**THE PROBLEM**: Locate the line that contains "Serialize everything readable" in the entries below. Retype it and all following lines through the final one, character for character.

**ENTRIES**:

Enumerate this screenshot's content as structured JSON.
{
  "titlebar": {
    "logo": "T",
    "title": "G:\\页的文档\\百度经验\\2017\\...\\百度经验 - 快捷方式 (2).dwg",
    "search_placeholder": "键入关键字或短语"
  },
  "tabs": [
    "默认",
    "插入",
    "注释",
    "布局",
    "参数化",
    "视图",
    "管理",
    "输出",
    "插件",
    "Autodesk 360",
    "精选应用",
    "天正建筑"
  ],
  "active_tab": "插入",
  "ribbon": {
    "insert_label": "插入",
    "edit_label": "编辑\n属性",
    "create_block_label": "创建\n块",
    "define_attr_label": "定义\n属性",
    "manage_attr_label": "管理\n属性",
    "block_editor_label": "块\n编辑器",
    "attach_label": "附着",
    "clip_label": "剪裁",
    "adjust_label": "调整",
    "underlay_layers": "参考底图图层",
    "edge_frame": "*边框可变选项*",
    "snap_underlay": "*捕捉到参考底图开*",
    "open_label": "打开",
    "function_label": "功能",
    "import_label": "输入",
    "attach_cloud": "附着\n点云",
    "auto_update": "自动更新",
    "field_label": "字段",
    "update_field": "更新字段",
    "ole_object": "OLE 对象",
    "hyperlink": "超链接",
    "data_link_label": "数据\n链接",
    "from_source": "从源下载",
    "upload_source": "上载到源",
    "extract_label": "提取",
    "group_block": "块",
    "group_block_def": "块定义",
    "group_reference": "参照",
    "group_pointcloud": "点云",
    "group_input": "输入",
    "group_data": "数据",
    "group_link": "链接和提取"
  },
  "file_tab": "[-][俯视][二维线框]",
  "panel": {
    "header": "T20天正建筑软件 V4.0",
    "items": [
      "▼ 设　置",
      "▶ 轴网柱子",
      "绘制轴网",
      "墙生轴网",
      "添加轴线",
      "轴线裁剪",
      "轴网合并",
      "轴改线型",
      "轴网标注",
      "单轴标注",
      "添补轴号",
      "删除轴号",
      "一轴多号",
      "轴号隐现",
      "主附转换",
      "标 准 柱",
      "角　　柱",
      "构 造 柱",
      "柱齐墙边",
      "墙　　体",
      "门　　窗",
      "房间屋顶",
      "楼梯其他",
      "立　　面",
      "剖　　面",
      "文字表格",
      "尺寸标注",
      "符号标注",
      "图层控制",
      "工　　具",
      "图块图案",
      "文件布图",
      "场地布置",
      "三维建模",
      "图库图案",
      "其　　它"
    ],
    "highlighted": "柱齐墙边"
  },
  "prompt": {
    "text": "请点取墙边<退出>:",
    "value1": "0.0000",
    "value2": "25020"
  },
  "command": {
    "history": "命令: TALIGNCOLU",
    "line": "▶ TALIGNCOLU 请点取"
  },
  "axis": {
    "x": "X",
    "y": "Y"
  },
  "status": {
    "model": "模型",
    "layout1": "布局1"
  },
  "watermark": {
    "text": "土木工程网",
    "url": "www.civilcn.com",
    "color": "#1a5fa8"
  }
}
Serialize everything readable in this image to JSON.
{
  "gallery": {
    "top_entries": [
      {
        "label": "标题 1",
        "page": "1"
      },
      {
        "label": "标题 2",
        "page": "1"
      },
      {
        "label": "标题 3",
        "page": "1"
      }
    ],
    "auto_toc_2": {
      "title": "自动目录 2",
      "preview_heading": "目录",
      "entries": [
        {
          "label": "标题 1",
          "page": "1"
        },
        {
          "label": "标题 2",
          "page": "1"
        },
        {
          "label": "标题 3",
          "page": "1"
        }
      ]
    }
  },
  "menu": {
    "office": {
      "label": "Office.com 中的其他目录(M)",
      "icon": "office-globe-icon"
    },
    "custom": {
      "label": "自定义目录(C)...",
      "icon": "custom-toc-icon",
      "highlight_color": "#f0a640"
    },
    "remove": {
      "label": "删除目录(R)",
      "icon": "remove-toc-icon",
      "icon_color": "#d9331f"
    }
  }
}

**THE SOLUTION**:
Serialize everything readable in this image to JSON.
{
  "gallery": {
    "top_entries": [
      {
        "label": "标题 1",
        "page": "1"
      },
      {
        "label": "标题 2",
        "page": "1"
      },
      {
        "label": "标题 3",
        "page": "1"
      }
    ],
    "auto_toc_2": {
      "title": "自动目录 2",
      "preview_heading": "目录",
      "entries": [
        {
          "label": "标题 1",
          "page": "1"
        },
        {
          "label": "标题 2",
          "page": "1"
        },
        {
          "label": "标题 3",
          "page": "1"
        }
      ]
    }
  },
  "menu": {
    "office": {
      "label": "Office.com 中的其他目录(M)",
      "icon": "office-globe-icon"
    },
    "custom": {
      "label": "自定义目录(C)...",
      "icon": "custom-toc-icon",
      "highlight_color": "#f0a640"
    },
    "remove": {
      "label": "删除目录(R)",
      "icon": "remove-toc-icon",
      "icon_color": "#d9331f"
    }
  }
}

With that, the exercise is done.